- _PARTS OF THE EXERCISE_:
a – In the forum thread about the Petco dollar-a-gallon sale, why did people get the 30 and 33 cubes at the previous sale even though those tanks were excluded? Answer in one to three sentences.
b – From the thread on the Petco dollar-a-gallon sale, extract the passage starting at "Hi all, petco" and ending at "interest - Pm me.", copied word for word.
-------- TEXT PROVIDED
# PETCO Dollar a Gallon sale rolling around again . . .



## zBrinks (Jul 16, 2006)

Hi all, petco corporate just announced that there will be a dollar-a-gallon sale in the near future. It will include 20H, 20L, 29, 40B, and 55. As of yet, the 30 and 33 cubes will NOT be included. All bowfronts are excluded, as well. More tanks might be added at a later date. Ill try and find out the exact date over the next couple of days. 

For those of you around Lansing, Michigan, my manager is willing to order larger amounts of tanks if anyone expresses interest - Pm me.


----------



## daemonfly (Dec 6, 2006)

> As of yet, the 30 and 33 cubes will NOT be included.


This is the same as last time, yet people still got them due to the ignorance of some of the PetCo register people.


I'll be watching for it. I don't really need any more tanks right now, but if I can get a cube or 40g breeder, I'll do so.


----------



## Raymond (Aug 26, 2006)

Of course, I hear this the day *after* I pay 80 dollars for two 20 gallons. 

Oh well. Thanks for the info though. This'll be a good time to pick up a couple 40 breeders.


----------



## johnnymo (Jul 20, 2007)
----------------
-------- INFORMATION PROVIDED
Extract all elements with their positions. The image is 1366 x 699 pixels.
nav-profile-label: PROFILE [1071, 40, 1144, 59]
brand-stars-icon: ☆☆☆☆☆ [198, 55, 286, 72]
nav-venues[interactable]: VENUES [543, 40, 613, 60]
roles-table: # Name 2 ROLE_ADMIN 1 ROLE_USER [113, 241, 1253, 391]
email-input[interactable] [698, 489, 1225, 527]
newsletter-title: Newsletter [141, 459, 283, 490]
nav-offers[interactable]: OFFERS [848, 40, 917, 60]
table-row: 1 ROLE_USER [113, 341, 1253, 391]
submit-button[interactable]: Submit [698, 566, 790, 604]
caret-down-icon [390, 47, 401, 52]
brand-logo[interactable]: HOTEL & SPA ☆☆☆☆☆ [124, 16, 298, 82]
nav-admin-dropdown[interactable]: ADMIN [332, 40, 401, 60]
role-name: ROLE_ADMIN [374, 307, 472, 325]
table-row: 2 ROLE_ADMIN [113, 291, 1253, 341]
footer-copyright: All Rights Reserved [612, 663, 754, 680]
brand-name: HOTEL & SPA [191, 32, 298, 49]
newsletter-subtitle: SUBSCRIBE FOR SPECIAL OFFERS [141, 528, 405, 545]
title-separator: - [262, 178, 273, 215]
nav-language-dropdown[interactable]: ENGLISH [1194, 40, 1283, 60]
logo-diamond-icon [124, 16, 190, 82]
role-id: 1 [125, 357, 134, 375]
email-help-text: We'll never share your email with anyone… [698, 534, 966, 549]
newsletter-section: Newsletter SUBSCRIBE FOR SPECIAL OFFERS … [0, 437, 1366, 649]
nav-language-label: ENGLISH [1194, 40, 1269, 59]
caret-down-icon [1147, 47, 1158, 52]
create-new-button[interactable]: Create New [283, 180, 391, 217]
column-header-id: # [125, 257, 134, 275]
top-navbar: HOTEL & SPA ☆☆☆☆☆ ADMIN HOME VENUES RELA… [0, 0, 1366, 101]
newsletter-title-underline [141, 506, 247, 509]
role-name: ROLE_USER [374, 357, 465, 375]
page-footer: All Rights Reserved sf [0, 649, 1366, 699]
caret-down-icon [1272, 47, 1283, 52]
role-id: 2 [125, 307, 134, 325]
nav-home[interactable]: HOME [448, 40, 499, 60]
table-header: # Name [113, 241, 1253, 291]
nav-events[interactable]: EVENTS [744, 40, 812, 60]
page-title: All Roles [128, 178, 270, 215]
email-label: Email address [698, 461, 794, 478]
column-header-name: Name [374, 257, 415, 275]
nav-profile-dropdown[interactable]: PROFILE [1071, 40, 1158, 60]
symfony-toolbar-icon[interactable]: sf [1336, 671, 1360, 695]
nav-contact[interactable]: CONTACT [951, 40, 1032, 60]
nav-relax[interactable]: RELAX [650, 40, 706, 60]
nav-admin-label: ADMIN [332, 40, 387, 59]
----------------
- _RESPONSES FOR EACH TASK_:
a – Some of the Petco register staff didn't know the cubes were excluded, so the tanks were sold to customers anyway.

b –
Hi all, petco corporate just announced that there will be a dollar-a-gallon sale in the near future. It will include 20H, 20L, 29, 40B, and 55. As of yet, the 30 and 33 cubes will NOT be included. All bowfronts are excluded, as well. More tanks might be added at a later date. Ill try and find out the exact date over the next couple of days. 

For those of you around Lansing, Michigan, my manager is willing to order larger amounts of tanks if anyone expresses interest - Pm me.